RAW DATA:
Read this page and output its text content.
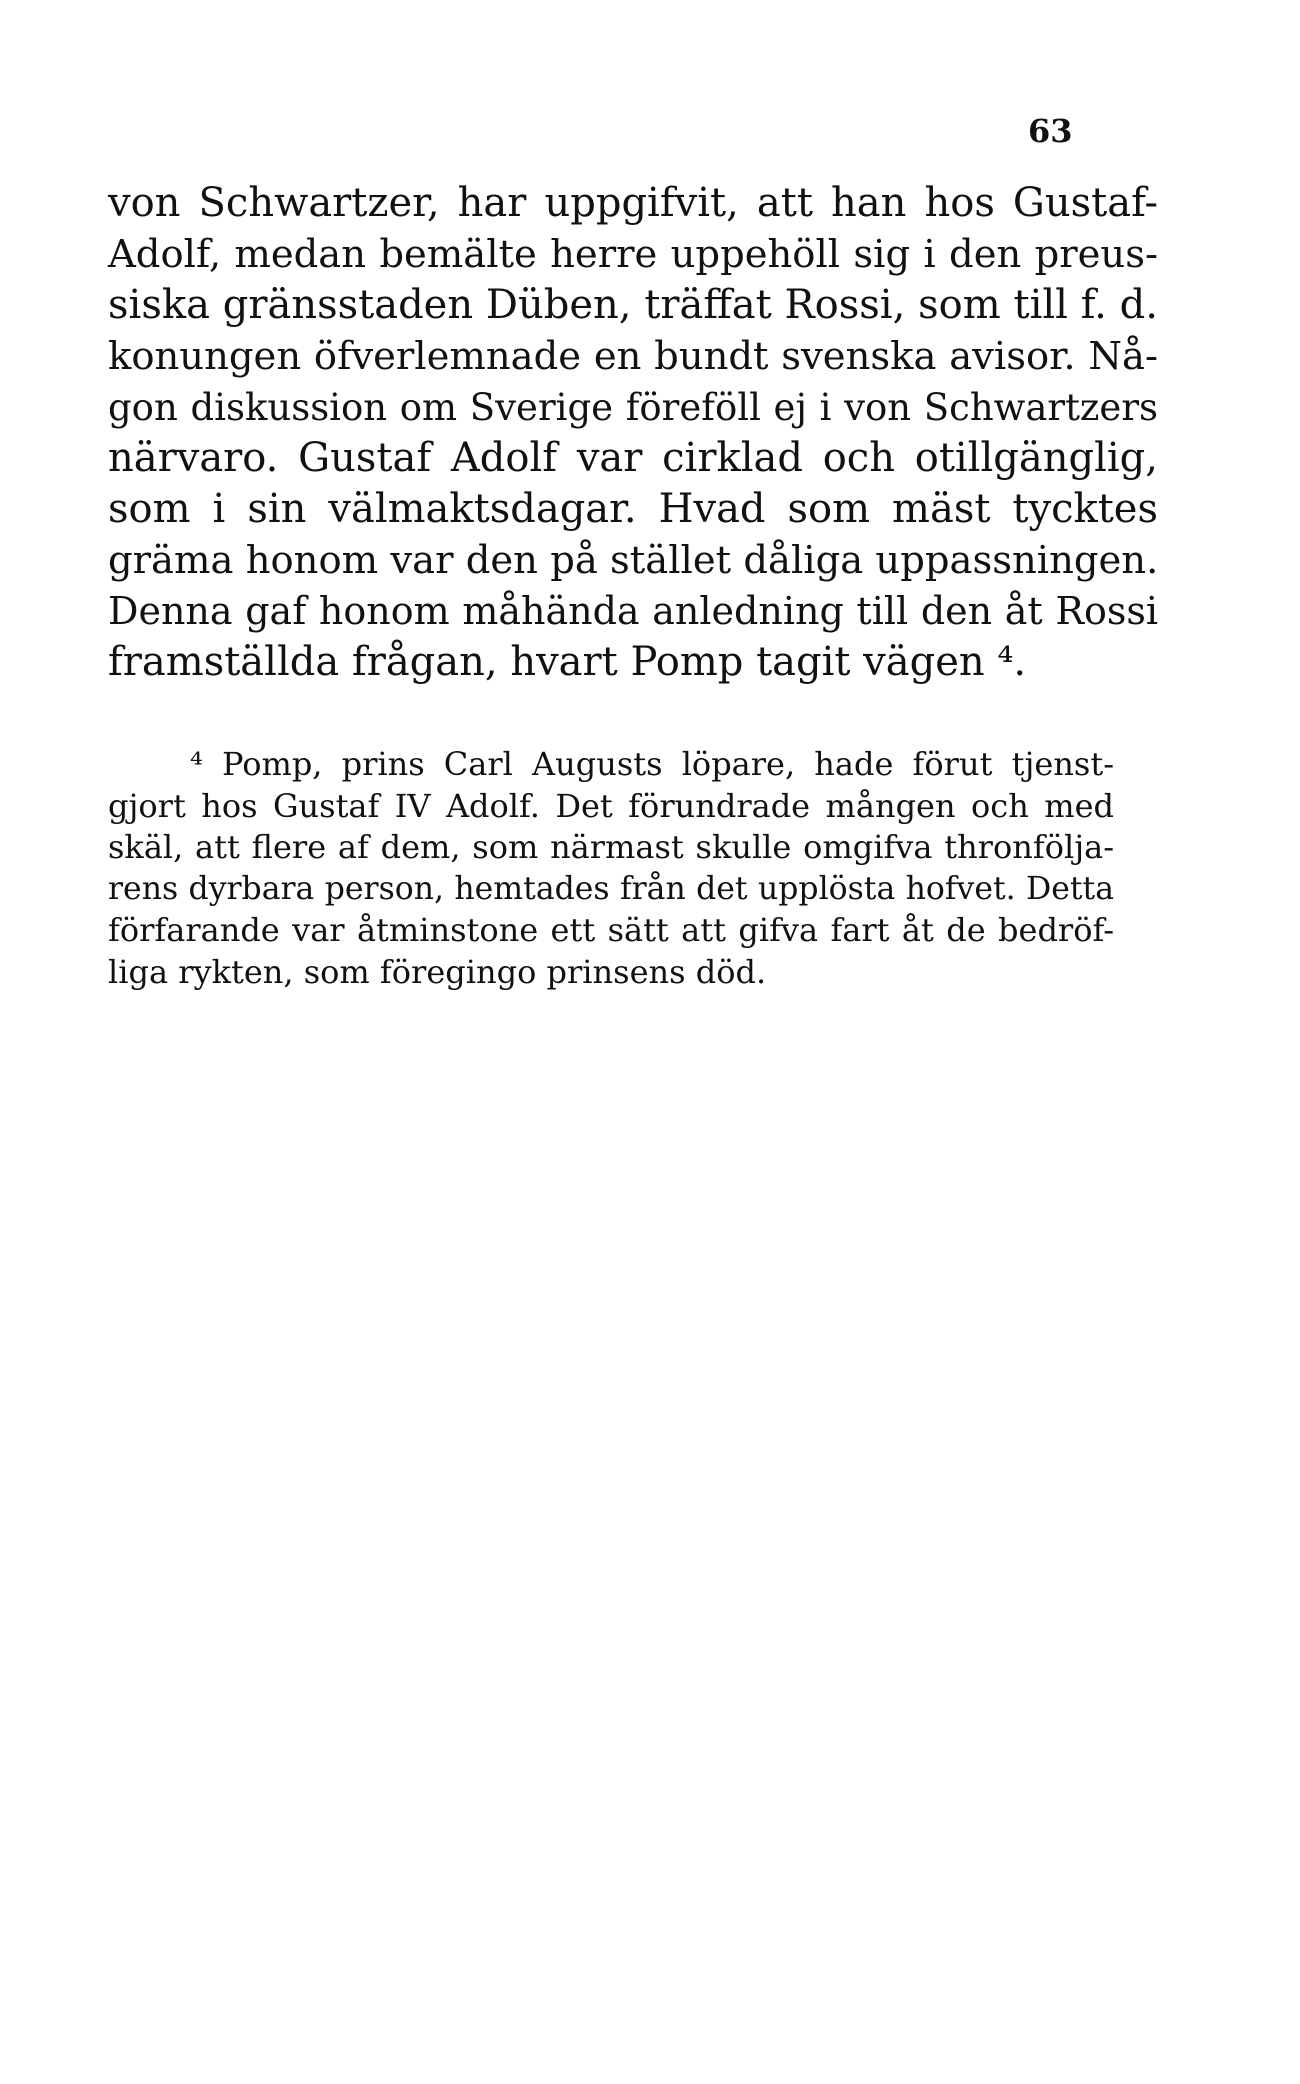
63
von Schwartzer, har uppgifvit, att han hos Gustaf-
Adolf, medan bemälte herre uppehöll sig i den preus-
siska gränsstaden Düben, träffat Rossi, som till f. d.
konungen öfverlemnade en bundt svenska avisor. Nå-
gon diskussion om Sverige föreföll ej i von Schwartzers
närvaro. Gustaf Adolf var cirklad och otillgänglig,
som i sin välmaktsdagar. Hvad som mäst tycktes
gräma honom var den på stället dåliga uppassningen.
Denna gaf honom måhända anledning till den åt Rossi
framställda frågan, hvart Pomp tagit vägen ⁴.
⁴ Pomp, prins Carl Augusts löpare, hade förut tjenst-
gjort hos Gustaf IV Adolf. Det förundrade mången och med
skäl, att flere af dem, som närmast skulle omgifva thronfölja-
rens dyrbara person, hemtades från det upplösta hofvet. Detta
förfarande var åtminstone ett sätt att gifva fart åt de bedröf-
liga rykten, som föregingo prinsens död.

WHAT YOU NEED TO DO:
Sift the material for lines with the string "Rossi". Copy each one found.

SOLUTION:
siska gränsstaden Düben, träffat Rossi, som till f. d.
Denna gaf honom måhända anledning till den åt Rossi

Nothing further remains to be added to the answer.